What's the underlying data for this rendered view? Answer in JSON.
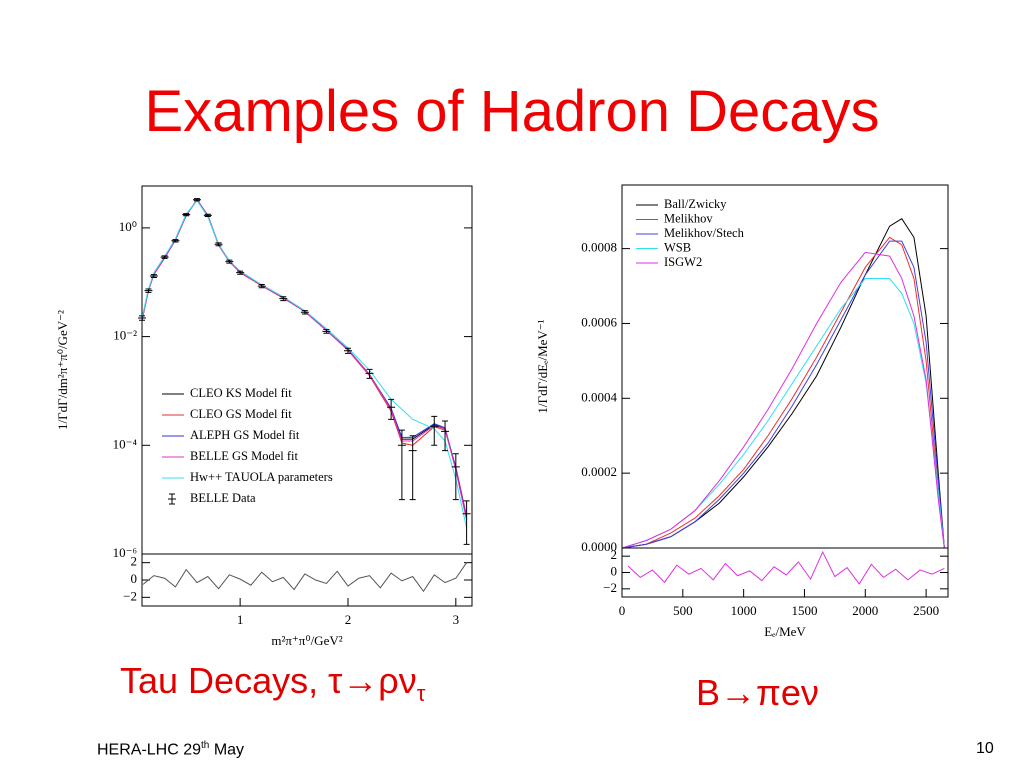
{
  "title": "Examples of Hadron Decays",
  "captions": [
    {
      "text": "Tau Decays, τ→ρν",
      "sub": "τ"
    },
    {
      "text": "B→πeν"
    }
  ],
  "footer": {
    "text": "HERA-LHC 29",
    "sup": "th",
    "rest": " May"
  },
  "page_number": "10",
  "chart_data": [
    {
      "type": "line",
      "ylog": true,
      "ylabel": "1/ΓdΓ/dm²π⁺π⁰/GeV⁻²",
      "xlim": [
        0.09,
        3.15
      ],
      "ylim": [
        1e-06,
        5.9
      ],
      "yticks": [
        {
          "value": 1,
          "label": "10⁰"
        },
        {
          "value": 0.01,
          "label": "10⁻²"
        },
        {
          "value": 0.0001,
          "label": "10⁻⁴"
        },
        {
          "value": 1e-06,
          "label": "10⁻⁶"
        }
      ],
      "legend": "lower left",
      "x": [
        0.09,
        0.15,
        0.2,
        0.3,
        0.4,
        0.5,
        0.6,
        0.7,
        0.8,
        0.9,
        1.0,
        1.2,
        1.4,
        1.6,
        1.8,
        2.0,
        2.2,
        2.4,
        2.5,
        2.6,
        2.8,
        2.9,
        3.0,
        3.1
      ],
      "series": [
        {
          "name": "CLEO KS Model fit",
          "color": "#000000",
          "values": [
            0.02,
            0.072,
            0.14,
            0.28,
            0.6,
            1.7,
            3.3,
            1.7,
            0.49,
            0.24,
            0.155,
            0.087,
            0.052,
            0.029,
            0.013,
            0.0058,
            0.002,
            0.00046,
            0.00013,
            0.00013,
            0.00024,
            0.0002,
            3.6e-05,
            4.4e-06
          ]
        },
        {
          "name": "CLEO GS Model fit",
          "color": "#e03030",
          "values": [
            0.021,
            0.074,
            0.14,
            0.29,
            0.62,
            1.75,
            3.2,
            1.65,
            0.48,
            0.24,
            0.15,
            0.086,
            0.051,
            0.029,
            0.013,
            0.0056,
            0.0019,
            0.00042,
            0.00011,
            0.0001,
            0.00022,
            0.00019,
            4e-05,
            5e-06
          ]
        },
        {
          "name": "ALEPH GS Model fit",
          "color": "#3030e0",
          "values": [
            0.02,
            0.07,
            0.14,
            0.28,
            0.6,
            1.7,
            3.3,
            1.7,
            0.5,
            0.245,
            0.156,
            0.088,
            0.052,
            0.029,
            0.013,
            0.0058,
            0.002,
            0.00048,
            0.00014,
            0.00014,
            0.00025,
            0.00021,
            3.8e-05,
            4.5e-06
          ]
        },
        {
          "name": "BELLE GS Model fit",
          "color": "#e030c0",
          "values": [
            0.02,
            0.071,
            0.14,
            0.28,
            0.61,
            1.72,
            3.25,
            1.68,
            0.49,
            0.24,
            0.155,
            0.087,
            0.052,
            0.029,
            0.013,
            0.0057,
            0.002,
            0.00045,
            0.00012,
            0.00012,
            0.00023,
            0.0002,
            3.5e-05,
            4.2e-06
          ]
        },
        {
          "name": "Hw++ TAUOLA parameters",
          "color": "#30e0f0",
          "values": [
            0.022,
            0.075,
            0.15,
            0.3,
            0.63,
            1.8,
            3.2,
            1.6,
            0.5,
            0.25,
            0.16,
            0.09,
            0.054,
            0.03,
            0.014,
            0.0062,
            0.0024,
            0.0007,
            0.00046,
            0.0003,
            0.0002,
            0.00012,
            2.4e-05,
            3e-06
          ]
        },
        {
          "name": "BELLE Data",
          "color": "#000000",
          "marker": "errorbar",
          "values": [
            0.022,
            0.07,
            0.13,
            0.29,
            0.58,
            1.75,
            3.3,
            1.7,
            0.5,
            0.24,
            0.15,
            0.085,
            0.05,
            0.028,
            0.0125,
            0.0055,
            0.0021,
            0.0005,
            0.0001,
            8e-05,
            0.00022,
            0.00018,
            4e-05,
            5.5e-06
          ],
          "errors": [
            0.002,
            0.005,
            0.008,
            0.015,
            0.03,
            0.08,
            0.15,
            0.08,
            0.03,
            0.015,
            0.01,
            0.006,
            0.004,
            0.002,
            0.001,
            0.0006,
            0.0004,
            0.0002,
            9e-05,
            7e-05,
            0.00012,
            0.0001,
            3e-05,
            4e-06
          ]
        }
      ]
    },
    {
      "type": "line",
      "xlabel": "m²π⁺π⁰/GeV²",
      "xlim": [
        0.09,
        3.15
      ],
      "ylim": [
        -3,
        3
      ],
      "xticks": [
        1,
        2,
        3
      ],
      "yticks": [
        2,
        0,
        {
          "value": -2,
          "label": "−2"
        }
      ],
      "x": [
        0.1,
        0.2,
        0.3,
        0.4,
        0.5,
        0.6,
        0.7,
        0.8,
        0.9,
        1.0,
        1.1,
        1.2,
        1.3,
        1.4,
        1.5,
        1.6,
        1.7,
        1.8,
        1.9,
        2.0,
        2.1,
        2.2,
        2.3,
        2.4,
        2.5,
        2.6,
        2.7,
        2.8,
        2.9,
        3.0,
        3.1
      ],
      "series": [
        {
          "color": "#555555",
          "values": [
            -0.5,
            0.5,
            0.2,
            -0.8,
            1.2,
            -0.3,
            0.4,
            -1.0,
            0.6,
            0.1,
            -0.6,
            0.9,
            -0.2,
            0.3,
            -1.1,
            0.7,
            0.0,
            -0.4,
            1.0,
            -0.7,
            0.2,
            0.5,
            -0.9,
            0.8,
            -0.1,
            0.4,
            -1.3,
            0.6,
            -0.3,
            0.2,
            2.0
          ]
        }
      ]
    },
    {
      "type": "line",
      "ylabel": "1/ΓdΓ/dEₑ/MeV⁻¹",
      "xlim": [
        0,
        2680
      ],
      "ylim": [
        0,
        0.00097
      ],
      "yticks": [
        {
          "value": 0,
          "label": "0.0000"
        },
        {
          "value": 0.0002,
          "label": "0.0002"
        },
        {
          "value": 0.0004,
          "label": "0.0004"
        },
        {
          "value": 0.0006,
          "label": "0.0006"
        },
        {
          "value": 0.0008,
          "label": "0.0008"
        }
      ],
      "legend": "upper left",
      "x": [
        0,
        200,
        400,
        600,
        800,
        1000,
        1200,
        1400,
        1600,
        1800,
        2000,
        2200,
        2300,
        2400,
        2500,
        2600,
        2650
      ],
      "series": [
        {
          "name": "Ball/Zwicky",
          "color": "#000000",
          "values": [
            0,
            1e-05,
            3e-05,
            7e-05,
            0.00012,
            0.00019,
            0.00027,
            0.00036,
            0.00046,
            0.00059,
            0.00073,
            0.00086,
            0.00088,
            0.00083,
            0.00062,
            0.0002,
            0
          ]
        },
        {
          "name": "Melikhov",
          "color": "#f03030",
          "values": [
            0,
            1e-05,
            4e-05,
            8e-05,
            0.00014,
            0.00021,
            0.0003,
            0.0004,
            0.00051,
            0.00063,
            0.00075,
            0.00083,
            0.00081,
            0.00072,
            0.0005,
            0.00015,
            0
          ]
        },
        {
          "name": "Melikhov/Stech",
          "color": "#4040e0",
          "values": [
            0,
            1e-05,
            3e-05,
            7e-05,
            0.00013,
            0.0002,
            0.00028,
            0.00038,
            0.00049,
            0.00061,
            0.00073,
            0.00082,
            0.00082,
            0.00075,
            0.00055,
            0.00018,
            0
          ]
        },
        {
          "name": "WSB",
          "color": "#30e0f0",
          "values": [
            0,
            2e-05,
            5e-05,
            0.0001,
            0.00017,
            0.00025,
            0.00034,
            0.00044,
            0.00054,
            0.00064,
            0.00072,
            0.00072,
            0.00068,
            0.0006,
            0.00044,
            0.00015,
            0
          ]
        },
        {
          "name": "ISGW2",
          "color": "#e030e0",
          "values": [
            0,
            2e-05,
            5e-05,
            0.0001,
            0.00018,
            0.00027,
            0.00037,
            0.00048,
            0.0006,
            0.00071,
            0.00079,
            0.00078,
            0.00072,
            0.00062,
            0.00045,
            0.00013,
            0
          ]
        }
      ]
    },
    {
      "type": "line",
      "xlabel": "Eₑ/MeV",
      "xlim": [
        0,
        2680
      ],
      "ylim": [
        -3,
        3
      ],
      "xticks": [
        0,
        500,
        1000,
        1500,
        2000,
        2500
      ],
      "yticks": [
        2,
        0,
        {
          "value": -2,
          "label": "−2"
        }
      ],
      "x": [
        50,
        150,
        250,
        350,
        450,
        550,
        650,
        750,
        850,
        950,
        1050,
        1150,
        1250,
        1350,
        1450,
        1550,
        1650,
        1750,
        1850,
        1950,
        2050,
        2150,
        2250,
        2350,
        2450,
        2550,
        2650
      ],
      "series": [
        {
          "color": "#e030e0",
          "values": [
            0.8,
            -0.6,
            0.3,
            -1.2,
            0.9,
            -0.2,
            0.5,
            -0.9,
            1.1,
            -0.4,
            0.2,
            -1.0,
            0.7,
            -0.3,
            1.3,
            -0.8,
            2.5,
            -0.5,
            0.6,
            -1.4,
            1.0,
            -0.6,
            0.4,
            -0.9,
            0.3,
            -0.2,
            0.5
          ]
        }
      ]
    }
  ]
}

-------------------------

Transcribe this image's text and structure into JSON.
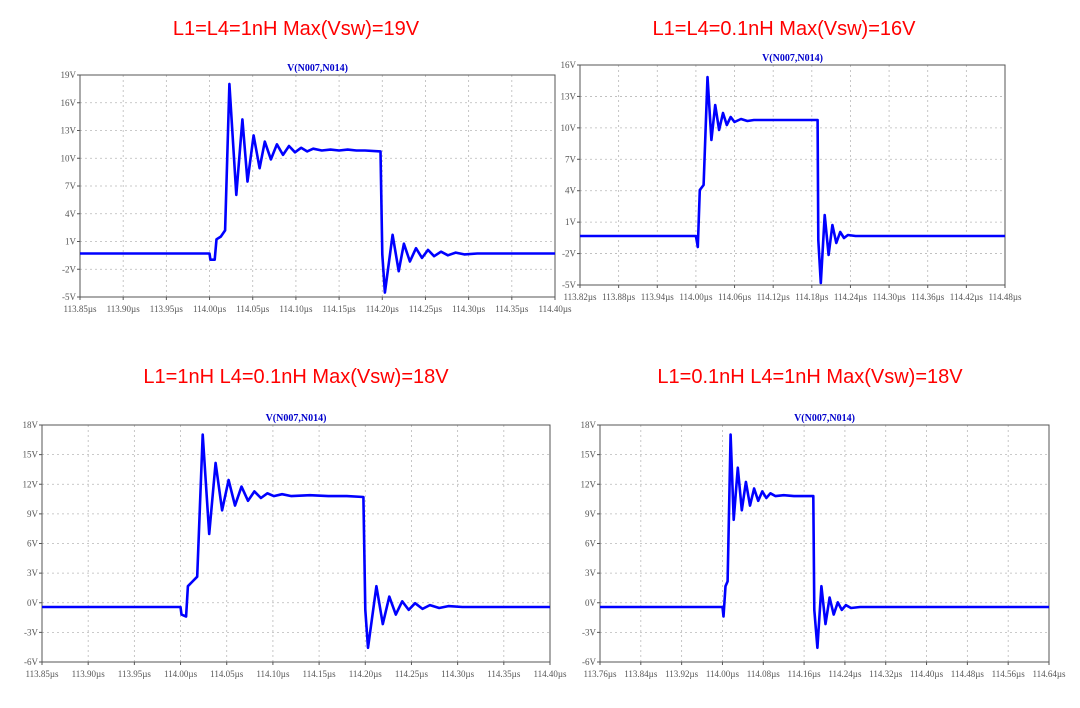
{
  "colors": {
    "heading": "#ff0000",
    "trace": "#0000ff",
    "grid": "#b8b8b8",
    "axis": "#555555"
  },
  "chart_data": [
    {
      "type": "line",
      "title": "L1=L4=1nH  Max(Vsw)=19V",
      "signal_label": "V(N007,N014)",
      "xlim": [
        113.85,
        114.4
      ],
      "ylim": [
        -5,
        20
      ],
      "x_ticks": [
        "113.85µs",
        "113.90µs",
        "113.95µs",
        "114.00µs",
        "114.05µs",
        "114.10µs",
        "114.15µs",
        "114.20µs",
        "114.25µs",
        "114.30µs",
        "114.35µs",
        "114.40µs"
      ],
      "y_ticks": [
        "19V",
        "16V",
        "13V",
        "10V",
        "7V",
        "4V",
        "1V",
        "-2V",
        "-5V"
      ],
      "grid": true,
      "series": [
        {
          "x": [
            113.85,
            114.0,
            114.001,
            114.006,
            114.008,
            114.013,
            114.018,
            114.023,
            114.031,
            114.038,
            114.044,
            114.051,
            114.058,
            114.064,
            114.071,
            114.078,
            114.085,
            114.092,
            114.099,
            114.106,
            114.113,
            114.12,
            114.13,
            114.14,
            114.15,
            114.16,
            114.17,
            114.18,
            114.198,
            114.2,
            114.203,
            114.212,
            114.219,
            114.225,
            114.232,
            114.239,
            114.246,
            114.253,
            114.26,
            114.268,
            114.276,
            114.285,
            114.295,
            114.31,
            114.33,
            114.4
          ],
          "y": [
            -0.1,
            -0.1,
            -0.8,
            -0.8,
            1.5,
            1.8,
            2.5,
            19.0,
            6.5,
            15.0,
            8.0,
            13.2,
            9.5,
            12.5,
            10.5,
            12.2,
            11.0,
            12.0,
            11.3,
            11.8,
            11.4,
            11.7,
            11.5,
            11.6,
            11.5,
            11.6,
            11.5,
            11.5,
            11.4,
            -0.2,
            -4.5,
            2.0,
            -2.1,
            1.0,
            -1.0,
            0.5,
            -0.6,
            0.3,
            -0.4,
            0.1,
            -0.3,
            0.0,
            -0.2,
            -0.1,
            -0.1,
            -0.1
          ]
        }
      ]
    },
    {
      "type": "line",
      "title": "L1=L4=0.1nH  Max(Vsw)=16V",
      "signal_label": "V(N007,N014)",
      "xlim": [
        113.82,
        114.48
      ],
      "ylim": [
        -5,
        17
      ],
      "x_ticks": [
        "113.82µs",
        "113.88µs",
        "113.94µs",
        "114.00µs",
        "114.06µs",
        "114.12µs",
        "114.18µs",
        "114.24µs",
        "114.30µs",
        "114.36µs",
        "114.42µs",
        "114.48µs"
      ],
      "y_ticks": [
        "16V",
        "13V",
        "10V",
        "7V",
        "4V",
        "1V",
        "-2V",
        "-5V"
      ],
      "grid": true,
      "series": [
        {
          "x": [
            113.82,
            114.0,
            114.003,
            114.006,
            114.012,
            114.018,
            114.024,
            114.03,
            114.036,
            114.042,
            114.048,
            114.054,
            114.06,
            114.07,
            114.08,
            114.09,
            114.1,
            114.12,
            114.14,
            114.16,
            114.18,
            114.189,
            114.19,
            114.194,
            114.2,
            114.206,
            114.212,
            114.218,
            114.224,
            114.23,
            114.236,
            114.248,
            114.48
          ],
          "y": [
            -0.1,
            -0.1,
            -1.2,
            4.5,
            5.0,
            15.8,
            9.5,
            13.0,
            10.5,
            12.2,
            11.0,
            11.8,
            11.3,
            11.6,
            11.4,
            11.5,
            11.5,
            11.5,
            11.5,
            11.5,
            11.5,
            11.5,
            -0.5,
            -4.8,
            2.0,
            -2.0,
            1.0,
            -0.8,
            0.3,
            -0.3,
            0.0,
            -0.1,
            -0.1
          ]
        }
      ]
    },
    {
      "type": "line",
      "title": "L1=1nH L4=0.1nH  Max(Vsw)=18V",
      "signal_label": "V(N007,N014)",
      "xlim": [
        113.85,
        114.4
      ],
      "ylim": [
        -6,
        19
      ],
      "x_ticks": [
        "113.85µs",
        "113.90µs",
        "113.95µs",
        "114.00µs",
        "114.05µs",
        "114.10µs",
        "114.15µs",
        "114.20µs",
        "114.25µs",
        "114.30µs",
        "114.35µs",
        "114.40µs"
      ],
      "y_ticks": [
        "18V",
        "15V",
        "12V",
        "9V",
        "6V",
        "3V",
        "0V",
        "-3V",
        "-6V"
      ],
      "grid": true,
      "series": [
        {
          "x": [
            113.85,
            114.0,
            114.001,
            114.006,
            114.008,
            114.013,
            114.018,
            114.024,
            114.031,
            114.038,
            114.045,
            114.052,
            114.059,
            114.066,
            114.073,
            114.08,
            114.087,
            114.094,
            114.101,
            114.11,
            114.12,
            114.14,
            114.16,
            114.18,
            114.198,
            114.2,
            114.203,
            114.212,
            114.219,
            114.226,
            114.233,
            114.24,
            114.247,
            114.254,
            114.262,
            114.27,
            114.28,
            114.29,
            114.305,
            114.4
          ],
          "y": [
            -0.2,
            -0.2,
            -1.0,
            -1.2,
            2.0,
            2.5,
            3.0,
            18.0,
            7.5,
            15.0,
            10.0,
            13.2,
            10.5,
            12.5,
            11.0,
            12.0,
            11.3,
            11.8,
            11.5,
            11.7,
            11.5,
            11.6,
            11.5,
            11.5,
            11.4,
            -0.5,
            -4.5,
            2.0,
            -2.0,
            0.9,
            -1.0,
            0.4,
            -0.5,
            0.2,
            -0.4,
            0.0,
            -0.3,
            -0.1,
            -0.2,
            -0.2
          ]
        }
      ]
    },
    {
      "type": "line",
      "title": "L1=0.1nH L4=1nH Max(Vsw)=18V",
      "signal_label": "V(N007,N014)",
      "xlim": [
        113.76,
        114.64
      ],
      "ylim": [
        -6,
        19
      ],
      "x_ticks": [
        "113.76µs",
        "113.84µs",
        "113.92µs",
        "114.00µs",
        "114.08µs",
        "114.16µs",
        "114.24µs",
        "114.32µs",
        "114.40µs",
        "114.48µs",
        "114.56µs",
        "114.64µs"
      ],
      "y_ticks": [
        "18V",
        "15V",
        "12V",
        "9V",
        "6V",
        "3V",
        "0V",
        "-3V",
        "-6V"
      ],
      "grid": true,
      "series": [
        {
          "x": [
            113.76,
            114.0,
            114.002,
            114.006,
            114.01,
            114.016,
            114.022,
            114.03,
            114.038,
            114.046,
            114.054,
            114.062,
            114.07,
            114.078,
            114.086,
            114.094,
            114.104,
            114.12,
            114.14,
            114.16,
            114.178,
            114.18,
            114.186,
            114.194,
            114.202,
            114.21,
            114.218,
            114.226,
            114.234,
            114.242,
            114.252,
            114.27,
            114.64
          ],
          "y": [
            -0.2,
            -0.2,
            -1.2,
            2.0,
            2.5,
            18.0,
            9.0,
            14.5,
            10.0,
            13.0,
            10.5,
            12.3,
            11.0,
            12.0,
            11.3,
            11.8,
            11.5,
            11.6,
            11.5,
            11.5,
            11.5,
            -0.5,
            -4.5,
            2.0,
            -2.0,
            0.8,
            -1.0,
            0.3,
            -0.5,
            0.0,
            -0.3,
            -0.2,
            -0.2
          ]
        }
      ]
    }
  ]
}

-------------------------

REQUIREMENTS
Report each line of the material above where the word "left" appears.

PROBLEM SOLUTION
      "legend": "lower left",
      "legend": "upper left",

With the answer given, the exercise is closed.